Exercise input:
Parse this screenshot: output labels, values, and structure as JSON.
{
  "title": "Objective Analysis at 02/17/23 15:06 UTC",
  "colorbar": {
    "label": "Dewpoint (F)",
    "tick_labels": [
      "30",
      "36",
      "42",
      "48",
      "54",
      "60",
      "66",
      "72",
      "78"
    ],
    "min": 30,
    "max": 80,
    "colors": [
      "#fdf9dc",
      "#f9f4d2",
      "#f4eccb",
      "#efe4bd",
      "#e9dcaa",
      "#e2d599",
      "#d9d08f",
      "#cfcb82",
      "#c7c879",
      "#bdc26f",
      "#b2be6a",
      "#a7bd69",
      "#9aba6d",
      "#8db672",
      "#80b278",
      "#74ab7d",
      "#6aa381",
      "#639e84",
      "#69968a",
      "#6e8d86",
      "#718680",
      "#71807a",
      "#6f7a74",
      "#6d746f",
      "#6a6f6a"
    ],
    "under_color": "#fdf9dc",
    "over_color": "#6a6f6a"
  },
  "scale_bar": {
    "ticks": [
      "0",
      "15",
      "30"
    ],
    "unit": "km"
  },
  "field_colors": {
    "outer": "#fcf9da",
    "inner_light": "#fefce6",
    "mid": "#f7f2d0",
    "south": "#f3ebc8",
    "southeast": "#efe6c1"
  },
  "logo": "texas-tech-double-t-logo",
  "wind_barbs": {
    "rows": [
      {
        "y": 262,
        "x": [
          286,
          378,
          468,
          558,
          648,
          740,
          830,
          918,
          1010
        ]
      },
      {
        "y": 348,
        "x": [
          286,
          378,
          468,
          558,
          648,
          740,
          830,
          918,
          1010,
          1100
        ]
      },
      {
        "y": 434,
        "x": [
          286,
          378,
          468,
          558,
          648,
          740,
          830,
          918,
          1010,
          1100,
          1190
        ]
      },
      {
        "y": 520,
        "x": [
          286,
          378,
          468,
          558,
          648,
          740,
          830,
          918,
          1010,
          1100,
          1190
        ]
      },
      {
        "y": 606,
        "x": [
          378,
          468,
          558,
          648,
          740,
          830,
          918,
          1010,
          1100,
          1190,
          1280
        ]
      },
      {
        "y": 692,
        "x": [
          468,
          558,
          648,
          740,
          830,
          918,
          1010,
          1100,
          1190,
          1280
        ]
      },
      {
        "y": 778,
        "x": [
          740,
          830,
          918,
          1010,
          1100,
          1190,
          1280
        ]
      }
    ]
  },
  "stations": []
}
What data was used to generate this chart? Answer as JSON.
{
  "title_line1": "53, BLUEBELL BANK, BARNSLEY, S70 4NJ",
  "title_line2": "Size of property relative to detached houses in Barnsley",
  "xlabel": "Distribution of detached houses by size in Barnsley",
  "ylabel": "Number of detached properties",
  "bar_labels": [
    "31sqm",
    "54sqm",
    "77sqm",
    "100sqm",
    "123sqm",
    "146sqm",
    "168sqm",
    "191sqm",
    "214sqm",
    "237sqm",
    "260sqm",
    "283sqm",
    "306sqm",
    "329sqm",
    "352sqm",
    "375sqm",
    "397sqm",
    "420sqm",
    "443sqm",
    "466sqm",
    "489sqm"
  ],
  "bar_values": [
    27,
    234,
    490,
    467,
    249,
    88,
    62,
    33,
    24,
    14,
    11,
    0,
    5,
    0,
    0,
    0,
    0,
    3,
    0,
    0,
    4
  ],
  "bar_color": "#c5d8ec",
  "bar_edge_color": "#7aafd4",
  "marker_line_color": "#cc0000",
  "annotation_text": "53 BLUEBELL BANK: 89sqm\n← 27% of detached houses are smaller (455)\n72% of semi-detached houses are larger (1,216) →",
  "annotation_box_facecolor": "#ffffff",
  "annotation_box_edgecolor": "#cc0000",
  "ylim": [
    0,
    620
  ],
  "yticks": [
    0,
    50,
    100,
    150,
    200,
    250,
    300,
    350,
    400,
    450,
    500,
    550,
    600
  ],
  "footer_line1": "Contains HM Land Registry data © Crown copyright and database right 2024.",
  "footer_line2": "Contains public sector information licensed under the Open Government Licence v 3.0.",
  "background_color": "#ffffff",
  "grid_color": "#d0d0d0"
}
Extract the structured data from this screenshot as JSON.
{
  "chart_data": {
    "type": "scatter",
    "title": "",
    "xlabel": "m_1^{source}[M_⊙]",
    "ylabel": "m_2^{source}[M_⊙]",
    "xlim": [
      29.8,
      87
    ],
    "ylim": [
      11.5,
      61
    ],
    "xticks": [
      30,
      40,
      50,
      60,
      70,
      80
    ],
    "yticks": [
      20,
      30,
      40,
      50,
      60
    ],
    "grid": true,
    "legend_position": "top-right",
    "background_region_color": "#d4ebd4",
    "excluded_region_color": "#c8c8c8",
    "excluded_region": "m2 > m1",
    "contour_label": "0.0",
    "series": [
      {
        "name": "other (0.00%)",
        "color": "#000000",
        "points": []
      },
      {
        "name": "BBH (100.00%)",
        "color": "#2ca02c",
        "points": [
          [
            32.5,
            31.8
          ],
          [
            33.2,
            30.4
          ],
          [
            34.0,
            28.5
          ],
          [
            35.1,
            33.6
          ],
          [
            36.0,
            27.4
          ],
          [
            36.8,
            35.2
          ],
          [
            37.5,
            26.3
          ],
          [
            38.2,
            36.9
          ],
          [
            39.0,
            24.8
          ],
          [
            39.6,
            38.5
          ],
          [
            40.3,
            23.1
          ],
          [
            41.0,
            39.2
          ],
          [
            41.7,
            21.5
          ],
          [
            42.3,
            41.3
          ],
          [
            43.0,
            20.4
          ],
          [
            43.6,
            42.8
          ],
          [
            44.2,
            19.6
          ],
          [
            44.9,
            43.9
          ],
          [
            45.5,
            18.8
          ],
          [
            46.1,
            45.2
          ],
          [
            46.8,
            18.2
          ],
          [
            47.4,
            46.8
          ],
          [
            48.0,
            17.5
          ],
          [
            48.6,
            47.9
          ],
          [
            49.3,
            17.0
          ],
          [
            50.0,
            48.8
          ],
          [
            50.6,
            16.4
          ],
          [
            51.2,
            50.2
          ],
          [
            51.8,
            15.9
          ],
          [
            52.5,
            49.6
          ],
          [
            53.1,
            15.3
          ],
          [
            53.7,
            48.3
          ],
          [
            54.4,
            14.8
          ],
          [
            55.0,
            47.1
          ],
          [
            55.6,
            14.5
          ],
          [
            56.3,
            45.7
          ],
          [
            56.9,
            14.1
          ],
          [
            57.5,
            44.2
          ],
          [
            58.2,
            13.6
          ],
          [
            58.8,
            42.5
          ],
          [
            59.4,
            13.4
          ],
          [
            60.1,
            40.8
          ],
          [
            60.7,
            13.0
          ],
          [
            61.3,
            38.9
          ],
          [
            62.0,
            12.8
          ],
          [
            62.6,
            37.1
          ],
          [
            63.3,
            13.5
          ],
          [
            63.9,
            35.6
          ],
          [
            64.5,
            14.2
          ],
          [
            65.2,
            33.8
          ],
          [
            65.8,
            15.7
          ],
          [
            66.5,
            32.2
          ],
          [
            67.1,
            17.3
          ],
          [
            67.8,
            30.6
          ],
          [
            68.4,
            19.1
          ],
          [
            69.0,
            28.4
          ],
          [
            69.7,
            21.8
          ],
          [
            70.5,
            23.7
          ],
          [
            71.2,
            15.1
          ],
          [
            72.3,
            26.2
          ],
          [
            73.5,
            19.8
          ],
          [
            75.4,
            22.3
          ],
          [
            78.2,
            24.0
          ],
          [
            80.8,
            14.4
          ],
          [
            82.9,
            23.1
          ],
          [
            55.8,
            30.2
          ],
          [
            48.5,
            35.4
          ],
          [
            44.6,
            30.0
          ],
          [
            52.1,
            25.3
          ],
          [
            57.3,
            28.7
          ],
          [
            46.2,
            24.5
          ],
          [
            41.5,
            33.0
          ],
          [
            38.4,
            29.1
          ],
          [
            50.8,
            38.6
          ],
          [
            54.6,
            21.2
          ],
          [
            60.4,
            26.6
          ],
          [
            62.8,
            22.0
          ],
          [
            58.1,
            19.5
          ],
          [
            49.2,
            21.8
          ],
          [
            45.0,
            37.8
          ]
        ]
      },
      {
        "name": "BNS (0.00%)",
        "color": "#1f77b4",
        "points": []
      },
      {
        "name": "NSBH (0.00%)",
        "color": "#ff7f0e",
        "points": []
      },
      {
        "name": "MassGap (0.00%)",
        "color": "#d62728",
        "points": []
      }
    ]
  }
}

Aim: Only the number is wanted: how many lines in the data include the string "Contains"?

Answer in full: 2